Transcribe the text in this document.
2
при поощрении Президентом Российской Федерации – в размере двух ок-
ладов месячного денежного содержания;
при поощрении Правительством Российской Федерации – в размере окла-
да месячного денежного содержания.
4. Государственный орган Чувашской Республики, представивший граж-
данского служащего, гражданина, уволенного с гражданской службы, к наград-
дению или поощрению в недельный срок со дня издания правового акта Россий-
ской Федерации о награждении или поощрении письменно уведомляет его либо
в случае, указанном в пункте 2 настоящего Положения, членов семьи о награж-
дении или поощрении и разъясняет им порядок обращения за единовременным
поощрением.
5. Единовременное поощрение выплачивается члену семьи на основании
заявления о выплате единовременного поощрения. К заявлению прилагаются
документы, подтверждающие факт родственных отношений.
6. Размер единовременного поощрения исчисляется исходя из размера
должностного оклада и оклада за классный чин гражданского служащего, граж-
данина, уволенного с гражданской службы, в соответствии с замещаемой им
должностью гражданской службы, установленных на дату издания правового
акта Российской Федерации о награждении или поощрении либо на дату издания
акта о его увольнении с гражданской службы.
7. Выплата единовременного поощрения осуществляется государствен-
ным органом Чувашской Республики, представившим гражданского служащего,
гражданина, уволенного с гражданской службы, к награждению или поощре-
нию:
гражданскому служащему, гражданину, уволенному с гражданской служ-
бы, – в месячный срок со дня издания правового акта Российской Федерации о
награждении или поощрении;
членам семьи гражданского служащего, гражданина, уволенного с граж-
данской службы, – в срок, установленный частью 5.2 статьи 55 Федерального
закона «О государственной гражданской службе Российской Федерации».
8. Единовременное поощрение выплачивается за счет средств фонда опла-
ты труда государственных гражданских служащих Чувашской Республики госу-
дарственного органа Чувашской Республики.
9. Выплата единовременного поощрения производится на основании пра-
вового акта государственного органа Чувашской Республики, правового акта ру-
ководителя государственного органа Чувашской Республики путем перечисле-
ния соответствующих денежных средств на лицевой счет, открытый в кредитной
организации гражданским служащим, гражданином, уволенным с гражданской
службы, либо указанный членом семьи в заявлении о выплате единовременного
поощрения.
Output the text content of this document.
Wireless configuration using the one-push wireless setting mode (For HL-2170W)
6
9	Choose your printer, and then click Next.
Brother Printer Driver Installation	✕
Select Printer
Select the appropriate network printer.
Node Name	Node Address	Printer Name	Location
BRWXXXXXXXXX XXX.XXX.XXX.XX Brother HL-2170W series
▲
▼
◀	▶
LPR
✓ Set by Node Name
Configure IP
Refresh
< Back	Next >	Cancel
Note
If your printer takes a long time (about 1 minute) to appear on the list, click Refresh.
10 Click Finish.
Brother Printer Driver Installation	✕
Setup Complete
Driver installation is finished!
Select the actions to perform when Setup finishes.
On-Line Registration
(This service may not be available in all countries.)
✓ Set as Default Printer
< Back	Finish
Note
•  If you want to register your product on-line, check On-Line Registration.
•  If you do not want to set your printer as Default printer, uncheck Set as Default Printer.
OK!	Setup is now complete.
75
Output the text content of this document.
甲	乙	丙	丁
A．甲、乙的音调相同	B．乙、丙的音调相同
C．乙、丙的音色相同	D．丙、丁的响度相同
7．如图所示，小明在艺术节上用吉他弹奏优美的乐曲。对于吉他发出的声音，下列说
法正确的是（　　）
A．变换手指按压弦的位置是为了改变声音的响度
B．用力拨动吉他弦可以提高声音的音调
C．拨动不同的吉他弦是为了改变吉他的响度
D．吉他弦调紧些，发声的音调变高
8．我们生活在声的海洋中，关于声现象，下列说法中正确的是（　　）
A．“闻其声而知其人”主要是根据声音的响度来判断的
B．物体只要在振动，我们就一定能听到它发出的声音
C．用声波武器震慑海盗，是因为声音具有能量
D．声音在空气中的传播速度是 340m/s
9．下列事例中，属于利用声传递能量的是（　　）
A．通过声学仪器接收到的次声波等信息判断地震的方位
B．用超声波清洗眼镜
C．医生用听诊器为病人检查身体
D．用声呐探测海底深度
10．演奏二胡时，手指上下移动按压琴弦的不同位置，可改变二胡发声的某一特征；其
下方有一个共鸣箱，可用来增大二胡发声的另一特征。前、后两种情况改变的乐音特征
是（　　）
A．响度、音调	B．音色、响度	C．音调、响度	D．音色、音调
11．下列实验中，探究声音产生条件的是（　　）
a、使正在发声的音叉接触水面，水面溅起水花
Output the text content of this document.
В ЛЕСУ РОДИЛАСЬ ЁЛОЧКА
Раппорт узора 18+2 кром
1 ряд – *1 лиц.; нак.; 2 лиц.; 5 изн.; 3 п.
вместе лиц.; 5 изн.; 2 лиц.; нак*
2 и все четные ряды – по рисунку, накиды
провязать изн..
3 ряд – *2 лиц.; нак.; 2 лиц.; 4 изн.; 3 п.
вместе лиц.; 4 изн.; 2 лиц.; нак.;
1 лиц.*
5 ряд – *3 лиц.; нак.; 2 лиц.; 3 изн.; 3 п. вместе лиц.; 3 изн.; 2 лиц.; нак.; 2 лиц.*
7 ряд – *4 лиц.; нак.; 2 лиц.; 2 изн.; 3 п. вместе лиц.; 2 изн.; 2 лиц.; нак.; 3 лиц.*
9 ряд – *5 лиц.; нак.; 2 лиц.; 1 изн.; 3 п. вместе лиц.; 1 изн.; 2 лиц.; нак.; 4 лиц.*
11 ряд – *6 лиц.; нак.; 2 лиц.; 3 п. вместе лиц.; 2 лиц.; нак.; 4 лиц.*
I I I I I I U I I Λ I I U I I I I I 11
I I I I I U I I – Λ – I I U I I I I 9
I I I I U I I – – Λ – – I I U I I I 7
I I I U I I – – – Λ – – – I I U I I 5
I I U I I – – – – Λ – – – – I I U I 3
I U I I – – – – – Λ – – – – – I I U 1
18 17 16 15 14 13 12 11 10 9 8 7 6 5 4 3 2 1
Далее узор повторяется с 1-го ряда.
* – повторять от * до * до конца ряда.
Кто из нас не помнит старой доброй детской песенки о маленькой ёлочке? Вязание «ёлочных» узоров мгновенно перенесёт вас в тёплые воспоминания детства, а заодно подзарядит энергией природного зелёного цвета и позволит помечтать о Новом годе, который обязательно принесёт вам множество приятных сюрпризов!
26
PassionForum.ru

**Task**
Extract the complete listing above, reproducing each line exactly.

**Finished exercise**
Transcribe the text in this document.
2
при поощрении Президентом Российской Федерации – в размере двух ок-
ладов месячного денежного содержания;
при поощрении Правительством Российской Федерации – в размере окла-
да месячного денежного содержания.
4. Государственный орган Чувашской Республики, представивший граж-
данского служащего, гражданина, уволенного с гражданской службы, к наград-
дению или поощрению в недельный срок со дня издания правового акта Россий-
ской Федерации о награждении или поощрении письменно уведомляет его либо
в случае, указанном в пункте 2 настоящего Положения, членов семьи о награж-
дении или поощрении и разъясняет им порядок обращения за единовременным
поощрением.
5. Единовременное поощрение выплачивается члену семьи на основании
заявления о выплате единовременного поощрения. К заявлению прилагаются
документы, подтверждающие факт родственных отношений.
6. Размер единовременного поощрения исчисляется исходя из размера
должностного оклада и оклада за классный чин гражданского служащего, граж-
данина, уволенного с гражданской службы, в соответствии с замещаемой им
должностью гражданской службы, установленных на дату издания правового
акта Российской Федерации о награждении или поощрении либо на дату издания
акта о его увольнении с гражданской службы.
7. Выплата единовременного поощрения осуществляется государствен-
ным органом Чувашской Республики, представившим гражданского служащего,
гражданина, уволенного с гражданской службы, к награждению или поощре-
нию:
гражданскому служащему, гражданину, уволенному с гражданской служ-
бы, – в месячный срок со дня издания правового акта Российской Федерации о
награждении или поощрении;
членам семьи гражданского служащего, гражданина, уволенного с граж-
данской службы, – в срок, установленный частью 5.2 статьи 55 Федерального
закона «О государственной гражданской службе Российской Федерации».
8. Единовременное поощрение выплачивается за счет средств фонда опла-
ты труда государственных гражданских служащих Чувашской Республики госу-
дарственного органа Чувашской Республики.
9. Выплата единовременного поощрения производится на основании пра-
вового акта государственного органа Чувашской Республики, правового акта ру-
ководителя государственного органа Чувашской Республики путем перечисле-
ния соответствующих денежных средств на лицевой счет, открытый в кредитной
организации гражданским служащим, гражданином, уволенным с гражданской
службы, либо указанный членом семьи в заявлении о выплате единовременного
поощрения.
Output the text content of this document.
Wireless configuration using the one-push wireless setting mode (For HL-2170W)
6
9	Choose your printer, and then click Next.
Brother Printer Driver Installation	✕
Select Printer
Select the appropriate network printer.
Node Name	Node Address	Printer Name	Location
BRWXXXXXXXXX XXX.XXX.XXX.XX Brother HL-2170W series
▲
▼
◀	▶
LPR
✓ Set by Node Name
Configure IP
Refresh
< Back	Next >	Cancel
Note
If your printer takes a long time (about 1 minute) to appear on the list, click Refresh.
10 Click Finish.
Brother Printer Driver Installation	✕
Setup Complete
Driver installation is finished!
Select the actions to perform when Setup finishes.
On-Line Registration
(This service may not be available in all countries.)
✓ Set as Default Printer
< Back	Finish
Note
•  If you want to register your product on-line, check On-Line Registration.
•  If you do not want to set your printer as Default printer, uncheck Set as Default Printer.
OK!	Setup is now complete.
75
Output the text content of this document.
甲	乙	丙	丁
A．甲、乙的音调相同	B．乙、丙的音调相同
C．乙、丙的音色相同	D．丙、丁的响度相同
7．如图所示，小明在艺术节上用吉他弹奏优美的乐曲。对于吉他发出的声音，下列说
法正确的是（　　）
A．变换手指按压弦的位置是为了改变声音的响度
B．用力拨动吉他弦可以提高声音的音调
C．拨动不同的吉他弦是为了改变吉他的响度
D．吉他弦调紧些，发声的音调变高
8．我们生活在声的海洋中，关于声现象，下列说法中正确的是（　　）
A．“闻其声而知其人”主要是根据声音的响度来判断的
B．物体只要在振动，我们就一定能听到它发出的声音
C．用声波武器震慑海盗，是因为声音具有能量
D．声音在空气中的传播速度是 340m/s
9．下列事例中，属于利用声传递能量的是（　　）
A．通过声学仪器接收到的次声波等信息判断地震的方位
B．用超声波清洗眼镜
C．医生用听诊器为病人检查身体
D．用声呐探测海底深度
10．演奏二胡时，手指上下移动按压琴弦的不同位置，可改变二胡发声的某一特征；其
下方有一个共鸣箱，可用来增大二胡发声的另一特征。前、后两种情况改变的乐音特征
是（　　）
A．响度、音调	B．音色、响度	C．音调、响度	D．音色、音调
11．下列实验中，探究声音产生条件的是（　　）
a、使正在发声的音叉接触水面，水面溅起水花
Output the text content of this document.
В ЛЕСУ РОДИЛАСЬ ЁЛОЧКА
Раппорт узора 18+2 кром
1 ряд – *1 лиц.; нак.; 2 лиц.; 5 изн.; 3 п.
вместе лиц.; 5 изн.; 2 лиц.; нак*
2 и все четные ряды – по рисунку, накиды
провязать изн..
3 ряд – *2 лиц.; нак.; 2 лиц.; 4 изн.; 3 п.
вместе лиц.; 4 изн.; 2 лиц.; нак.;
1 лиц.*
5 ряд – *3 лиц.; нак.; 2 лиц.; 3 изн.; 3 п. вместе лиц.; 3 изн.; 2 лиц.; нак.; 2 лиц.*
7 ряд – *4 лиц.; нак.; 2 лиц.; 2 изн.; 3 п. вместе лиц.; 2 изн.; 2 лиц.; нак.; 3 лиц.*
9 ряд – *5 лиц.; нак.; 2 лиц.; 1 изн.; 3 п. вместе лиц.; 1 изн.; 2 лиц.; нак.; 4 лиц.*
11 ряд – *6 лиц.; нак.; 2 лиц.; 3 п. вместе лиц.; 2 лиц.; нак.; 4 лиц.*
I I I I I I U I I Λ I I U I I I I I 11
I I I I I U I I – Λ – I I U I I I I 9
I I I I U I I – – Λ – – I I U I I I 7
I I I U I I – – – Λ – – – I I U I I 5
I I U I I – – – – Λ – – – – I I U I 3
I U I I – – – – – Λ – – – – – I I U 1
18 17 16 15 14 13 12 11 10 9 8 7 6 5 4 3 2 1
Далее узор повторяется с 1-го ряда.
* – повторять от * до * до конца ряда.
Кто из нас не помнит старой доброй детской песенки о маленькой ёлочке? Вязание «ёлочных» узоров мгновенно перенесёт вас в тёплые воспоминания детства, а заодно подзарядит энергией природного зелёного цвета и позволит помечтать о Новом годе, который обязательно принесёт вам множество приятных сюрпризов!
26
PassionForum.ru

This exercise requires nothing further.